%%

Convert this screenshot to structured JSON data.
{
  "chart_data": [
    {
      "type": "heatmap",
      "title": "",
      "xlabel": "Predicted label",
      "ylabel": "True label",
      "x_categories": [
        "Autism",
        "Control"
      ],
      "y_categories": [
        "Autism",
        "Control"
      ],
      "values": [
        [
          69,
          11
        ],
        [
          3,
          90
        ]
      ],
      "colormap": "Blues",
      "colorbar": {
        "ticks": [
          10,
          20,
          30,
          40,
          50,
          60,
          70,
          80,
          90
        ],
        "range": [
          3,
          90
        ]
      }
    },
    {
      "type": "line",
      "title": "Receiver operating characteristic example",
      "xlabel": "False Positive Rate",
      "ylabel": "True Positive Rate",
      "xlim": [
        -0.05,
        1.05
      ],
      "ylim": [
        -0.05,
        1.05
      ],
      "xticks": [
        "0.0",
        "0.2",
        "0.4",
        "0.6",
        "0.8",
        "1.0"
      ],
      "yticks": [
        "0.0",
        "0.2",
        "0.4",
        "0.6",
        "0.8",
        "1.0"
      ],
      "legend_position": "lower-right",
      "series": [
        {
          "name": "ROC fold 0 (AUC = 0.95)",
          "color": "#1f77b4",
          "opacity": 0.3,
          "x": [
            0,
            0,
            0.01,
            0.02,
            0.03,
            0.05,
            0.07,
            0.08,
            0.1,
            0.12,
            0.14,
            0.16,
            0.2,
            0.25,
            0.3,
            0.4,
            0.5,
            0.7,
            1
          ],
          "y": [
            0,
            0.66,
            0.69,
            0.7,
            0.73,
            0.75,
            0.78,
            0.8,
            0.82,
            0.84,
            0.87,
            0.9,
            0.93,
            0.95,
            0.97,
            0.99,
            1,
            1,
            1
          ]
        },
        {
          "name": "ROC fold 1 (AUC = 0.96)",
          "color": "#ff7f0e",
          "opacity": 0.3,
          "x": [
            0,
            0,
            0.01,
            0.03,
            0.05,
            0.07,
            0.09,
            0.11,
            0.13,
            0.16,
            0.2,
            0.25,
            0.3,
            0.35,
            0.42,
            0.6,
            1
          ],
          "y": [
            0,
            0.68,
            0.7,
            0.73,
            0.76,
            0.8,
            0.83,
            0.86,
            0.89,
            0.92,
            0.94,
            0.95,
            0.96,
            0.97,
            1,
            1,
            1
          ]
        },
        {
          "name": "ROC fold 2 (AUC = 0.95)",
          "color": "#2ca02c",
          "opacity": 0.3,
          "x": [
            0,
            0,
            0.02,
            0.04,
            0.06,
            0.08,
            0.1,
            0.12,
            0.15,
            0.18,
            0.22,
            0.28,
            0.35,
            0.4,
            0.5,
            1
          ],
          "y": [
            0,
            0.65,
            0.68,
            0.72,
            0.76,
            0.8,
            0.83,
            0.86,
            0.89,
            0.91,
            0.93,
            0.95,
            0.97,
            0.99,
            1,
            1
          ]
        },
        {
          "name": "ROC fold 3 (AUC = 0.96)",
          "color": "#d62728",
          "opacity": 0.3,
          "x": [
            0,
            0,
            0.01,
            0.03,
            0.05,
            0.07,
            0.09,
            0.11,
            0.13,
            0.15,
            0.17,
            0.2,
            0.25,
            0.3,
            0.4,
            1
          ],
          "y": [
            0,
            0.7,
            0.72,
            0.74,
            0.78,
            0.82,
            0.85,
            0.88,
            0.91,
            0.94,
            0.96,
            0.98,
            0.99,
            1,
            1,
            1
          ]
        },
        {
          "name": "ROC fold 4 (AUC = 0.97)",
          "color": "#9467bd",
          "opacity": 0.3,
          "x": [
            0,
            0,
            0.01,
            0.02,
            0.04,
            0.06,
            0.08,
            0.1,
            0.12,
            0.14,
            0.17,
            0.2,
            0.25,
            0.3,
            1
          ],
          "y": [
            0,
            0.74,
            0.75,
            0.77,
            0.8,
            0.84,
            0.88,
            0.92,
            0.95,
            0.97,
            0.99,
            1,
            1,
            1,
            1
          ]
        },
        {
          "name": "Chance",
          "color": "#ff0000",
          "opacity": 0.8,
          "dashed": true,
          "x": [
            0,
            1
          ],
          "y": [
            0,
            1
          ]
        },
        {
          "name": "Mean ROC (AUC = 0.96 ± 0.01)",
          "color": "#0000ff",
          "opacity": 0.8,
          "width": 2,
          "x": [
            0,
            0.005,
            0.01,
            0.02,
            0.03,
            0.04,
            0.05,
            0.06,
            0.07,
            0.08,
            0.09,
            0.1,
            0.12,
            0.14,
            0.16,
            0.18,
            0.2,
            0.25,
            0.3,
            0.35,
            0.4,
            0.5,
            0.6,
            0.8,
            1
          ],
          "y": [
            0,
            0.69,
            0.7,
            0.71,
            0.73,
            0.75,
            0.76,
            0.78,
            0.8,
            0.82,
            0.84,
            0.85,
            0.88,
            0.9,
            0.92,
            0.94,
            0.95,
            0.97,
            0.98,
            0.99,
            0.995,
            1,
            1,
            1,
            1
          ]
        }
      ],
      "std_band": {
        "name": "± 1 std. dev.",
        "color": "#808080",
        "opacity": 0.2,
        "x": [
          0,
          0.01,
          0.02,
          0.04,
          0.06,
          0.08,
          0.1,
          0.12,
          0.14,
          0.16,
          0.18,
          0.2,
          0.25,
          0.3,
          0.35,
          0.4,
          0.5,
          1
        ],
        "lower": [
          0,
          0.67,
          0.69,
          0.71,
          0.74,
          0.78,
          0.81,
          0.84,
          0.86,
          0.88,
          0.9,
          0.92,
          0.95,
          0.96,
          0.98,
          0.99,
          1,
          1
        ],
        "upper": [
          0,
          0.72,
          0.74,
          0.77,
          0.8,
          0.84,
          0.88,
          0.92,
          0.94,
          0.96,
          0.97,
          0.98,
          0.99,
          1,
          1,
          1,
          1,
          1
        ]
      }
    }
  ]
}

%%

> [Task]:
Search the entries for the word "Rate", then list each line that holds it.

> [Solution for this problem]:
      "xlabel": "False Positive Rate",
      "ylabel": "True Positive Rate",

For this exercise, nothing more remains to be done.